#### [Goal]
For the records that follow, return only the count of lines containing the string "labels".

Extracted data entries:
::::::::

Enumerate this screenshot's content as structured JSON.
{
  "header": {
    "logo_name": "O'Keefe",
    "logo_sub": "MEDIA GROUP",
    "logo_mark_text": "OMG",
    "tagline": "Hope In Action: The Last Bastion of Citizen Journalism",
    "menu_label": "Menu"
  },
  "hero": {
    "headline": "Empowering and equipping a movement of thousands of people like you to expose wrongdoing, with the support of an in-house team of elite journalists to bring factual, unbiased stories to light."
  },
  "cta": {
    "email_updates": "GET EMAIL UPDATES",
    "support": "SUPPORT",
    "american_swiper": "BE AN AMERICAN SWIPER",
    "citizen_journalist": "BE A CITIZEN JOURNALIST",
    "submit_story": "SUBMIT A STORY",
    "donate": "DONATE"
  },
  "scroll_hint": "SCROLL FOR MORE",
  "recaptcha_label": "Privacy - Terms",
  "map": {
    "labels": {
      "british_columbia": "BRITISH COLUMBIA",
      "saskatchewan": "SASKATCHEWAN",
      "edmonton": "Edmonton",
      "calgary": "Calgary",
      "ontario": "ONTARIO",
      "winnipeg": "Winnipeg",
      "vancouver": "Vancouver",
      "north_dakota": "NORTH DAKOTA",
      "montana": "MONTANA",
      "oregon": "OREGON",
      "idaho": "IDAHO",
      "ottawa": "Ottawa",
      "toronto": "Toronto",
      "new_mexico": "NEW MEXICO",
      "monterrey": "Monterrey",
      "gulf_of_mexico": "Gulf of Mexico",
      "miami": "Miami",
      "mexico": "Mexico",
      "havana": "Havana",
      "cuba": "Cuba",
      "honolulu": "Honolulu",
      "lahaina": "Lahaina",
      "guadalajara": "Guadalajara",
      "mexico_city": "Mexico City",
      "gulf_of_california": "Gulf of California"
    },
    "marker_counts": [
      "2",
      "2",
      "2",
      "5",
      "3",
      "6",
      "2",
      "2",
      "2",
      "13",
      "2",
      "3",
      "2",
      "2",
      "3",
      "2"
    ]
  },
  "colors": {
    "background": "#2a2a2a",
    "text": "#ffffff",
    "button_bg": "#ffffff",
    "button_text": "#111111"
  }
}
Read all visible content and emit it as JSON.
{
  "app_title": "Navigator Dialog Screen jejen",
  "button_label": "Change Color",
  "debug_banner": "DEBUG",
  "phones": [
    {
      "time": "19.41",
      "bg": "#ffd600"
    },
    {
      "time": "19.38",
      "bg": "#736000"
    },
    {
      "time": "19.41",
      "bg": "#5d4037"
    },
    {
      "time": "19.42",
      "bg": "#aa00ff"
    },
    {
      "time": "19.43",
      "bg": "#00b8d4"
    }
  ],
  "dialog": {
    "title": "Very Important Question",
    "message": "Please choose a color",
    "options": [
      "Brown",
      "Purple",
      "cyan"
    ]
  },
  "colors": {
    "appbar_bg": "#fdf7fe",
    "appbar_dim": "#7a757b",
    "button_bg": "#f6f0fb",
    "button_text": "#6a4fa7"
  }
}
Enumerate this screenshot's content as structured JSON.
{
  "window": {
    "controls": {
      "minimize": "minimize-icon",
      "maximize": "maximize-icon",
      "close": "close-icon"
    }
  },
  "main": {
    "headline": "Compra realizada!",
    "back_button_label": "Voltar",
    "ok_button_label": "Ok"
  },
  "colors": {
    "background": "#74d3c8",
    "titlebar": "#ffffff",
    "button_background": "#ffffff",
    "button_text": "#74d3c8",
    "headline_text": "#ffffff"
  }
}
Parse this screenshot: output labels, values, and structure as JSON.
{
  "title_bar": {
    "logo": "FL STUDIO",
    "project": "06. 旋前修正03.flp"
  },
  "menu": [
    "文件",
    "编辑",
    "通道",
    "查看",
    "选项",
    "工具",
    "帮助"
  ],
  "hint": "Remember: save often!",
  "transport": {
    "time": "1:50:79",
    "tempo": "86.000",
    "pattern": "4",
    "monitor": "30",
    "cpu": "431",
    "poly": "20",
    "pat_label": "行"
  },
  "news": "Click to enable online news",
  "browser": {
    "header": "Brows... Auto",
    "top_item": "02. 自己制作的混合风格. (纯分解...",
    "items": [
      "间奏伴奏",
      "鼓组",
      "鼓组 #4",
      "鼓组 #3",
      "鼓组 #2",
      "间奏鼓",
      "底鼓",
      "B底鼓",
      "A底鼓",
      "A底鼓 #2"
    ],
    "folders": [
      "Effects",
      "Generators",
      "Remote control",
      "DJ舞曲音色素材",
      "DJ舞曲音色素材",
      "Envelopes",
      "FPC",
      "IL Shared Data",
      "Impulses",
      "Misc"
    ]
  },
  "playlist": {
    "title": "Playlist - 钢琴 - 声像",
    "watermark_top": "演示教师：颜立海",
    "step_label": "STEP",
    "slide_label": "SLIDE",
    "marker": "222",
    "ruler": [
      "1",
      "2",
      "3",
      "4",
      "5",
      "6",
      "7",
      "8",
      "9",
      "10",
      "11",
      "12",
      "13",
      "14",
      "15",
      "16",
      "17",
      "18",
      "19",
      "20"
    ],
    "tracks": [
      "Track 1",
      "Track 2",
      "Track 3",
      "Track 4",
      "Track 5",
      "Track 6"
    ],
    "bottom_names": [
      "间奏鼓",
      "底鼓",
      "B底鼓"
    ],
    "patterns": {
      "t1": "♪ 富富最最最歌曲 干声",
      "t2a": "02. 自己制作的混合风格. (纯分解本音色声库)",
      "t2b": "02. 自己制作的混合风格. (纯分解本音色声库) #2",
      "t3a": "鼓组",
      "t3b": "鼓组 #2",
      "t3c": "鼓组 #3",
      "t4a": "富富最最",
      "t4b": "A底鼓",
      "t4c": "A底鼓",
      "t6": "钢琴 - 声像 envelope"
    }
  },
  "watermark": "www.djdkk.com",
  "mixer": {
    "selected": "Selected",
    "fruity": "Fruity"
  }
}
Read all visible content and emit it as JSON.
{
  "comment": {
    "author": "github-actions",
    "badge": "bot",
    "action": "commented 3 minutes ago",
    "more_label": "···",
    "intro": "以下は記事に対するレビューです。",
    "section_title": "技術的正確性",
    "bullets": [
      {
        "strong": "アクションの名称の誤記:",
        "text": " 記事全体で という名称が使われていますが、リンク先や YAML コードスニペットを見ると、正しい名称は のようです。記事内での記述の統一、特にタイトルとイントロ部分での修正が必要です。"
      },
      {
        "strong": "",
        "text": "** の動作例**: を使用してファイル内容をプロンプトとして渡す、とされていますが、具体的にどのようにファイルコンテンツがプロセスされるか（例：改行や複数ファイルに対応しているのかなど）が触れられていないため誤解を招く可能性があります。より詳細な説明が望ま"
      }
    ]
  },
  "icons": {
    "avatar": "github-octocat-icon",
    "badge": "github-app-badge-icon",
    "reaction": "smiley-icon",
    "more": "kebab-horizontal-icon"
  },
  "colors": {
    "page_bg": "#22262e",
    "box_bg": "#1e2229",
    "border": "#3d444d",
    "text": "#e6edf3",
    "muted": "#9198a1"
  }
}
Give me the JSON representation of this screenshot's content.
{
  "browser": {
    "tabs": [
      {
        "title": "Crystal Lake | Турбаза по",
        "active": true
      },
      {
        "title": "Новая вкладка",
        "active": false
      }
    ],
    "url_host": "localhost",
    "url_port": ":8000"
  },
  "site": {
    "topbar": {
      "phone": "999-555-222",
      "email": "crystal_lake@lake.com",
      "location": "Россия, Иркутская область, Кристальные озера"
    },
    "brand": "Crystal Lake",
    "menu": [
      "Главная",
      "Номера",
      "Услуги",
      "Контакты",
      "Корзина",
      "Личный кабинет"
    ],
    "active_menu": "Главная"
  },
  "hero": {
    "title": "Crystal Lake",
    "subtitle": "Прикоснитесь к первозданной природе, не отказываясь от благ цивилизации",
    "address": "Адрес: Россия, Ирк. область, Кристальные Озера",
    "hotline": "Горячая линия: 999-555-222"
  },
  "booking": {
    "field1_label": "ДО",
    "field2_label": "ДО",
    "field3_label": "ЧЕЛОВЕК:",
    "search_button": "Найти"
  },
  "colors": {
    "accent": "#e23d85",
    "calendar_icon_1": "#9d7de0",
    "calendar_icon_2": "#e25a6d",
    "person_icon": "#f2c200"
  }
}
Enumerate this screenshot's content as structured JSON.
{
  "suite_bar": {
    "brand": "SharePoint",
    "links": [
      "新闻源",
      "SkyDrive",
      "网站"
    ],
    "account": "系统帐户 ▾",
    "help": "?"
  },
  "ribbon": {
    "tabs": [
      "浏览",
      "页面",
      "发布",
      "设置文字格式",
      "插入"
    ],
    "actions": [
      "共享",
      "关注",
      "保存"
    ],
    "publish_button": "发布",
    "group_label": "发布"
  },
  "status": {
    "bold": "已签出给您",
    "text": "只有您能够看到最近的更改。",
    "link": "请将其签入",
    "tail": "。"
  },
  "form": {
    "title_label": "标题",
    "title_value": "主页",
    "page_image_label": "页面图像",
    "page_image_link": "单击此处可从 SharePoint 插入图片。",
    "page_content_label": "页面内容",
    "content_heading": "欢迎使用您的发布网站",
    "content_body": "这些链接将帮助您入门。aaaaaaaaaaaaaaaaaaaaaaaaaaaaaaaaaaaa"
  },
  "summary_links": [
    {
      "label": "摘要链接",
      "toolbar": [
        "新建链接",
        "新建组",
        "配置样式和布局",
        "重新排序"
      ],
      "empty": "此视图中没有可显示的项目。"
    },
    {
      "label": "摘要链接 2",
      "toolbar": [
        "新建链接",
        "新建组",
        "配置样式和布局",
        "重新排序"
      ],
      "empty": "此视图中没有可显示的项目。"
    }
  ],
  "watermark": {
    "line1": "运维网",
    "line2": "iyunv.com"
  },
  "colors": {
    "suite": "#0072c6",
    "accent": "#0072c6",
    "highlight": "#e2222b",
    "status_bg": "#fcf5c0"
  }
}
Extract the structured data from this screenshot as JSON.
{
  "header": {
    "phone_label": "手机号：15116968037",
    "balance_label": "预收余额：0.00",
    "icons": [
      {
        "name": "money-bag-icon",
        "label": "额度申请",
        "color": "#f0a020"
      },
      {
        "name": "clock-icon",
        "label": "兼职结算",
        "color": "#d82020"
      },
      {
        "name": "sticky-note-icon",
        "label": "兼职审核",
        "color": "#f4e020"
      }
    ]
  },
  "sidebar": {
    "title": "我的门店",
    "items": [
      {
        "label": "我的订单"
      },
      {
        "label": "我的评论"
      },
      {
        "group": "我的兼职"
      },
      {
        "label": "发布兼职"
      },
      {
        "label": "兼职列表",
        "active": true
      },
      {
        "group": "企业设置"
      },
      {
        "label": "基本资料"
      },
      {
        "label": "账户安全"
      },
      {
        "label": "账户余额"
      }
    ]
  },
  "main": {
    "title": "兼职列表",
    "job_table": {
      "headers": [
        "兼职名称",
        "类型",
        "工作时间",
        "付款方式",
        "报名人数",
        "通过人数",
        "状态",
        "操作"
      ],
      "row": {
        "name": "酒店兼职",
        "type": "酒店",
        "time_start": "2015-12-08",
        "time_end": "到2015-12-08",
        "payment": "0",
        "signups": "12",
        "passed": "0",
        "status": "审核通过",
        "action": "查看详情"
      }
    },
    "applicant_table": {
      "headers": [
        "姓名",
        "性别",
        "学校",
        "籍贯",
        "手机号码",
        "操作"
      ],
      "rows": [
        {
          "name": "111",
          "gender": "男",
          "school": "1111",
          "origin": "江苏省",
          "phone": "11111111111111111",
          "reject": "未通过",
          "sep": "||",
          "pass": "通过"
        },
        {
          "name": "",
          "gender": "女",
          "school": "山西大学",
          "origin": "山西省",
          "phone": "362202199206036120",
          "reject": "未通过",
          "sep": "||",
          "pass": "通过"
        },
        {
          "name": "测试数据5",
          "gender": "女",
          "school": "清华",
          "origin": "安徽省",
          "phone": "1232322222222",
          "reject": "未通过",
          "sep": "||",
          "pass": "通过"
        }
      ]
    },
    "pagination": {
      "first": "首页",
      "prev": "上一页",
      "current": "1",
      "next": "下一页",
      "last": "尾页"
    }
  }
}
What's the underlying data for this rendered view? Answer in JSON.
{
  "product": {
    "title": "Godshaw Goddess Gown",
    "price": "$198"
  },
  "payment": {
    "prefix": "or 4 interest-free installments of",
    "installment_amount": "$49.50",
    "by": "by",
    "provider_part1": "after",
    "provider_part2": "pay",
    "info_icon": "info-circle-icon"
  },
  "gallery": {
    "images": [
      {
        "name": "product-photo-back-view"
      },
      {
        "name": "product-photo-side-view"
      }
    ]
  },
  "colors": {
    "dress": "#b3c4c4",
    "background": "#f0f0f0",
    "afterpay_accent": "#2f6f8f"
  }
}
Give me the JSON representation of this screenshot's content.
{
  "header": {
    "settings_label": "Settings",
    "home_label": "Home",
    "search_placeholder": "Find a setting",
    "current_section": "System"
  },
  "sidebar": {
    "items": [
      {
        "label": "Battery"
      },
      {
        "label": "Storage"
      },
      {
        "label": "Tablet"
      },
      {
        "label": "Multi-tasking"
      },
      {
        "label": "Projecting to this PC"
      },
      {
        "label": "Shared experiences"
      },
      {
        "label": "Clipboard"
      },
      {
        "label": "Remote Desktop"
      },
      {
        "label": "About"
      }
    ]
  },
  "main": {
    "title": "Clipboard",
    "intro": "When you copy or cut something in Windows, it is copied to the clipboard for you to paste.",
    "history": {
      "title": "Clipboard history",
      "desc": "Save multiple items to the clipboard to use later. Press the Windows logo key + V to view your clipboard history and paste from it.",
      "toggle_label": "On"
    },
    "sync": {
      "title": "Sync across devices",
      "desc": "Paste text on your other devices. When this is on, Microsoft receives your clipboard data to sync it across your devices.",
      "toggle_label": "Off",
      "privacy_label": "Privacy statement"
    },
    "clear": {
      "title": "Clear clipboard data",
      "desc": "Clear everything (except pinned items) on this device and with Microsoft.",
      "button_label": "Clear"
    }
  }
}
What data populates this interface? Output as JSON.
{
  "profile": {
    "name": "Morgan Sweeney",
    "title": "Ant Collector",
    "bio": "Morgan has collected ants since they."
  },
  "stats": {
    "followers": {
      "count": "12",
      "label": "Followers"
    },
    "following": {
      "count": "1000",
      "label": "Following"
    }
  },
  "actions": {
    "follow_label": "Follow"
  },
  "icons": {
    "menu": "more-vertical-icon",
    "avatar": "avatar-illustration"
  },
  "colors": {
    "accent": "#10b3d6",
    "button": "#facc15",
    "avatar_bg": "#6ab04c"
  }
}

::::::::

#### [The completed task]
2